**Stated problem:** Copy the items below word for word, starting at the very first line and stopping after the line that contains "- cart-icon[interactable]: [1641, 143, 1670, 172]".

**Supplied entries:**
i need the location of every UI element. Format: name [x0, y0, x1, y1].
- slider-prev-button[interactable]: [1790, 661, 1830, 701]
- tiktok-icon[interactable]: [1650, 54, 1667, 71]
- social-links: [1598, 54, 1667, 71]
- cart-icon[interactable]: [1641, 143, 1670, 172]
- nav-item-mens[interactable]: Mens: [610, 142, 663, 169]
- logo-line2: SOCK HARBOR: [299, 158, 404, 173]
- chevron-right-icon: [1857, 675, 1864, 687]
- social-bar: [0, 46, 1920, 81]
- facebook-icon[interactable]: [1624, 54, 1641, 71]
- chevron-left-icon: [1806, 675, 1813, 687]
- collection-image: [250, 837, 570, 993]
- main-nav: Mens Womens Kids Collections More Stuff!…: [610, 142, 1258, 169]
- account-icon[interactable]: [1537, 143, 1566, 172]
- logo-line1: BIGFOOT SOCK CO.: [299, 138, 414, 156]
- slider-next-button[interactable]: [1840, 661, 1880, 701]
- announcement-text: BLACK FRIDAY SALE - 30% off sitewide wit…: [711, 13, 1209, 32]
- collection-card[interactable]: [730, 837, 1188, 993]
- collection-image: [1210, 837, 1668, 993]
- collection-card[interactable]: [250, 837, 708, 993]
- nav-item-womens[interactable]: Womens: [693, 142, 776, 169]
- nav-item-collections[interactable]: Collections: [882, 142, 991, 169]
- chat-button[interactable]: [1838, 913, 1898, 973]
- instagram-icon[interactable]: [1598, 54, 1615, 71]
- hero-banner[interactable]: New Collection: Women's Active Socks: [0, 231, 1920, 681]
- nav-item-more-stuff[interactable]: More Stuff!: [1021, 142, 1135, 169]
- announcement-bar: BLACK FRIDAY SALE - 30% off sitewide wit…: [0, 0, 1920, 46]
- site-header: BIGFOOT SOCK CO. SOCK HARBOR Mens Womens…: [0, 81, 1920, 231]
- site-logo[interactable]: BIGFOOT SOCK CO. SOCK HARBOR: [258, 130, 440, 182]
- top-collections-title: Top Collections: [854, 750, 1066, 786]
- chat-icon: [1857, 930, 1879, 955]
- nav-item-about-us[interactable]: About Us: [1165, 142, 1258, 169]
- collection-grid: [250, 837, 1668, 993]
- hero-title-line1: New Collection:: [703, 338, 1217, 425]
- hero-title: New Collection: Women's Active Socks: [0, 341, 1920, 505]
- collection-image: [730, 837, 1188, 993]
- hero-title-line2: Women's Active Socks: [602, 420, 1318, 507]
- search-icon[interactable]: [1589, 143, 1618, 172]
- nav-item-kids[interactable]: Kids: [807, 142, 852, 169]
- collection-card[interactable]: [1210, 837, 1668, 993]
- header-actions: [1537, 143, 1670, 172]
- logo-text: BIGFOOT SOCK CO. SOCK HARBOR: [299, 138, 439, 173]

**Right answer:**
i need the location of every UI element. Format: name [x0, y0, x1, y1].
- slider-prev-button[interactable]: [1790, 661, 1830, 701]
- tiktok-icon[interactable]: [1650, 54, 1667, 71]
- social-links: [1598, 54, 1667, 71]
- cart-icon[interactable]: [1641, 143, 1670, 172]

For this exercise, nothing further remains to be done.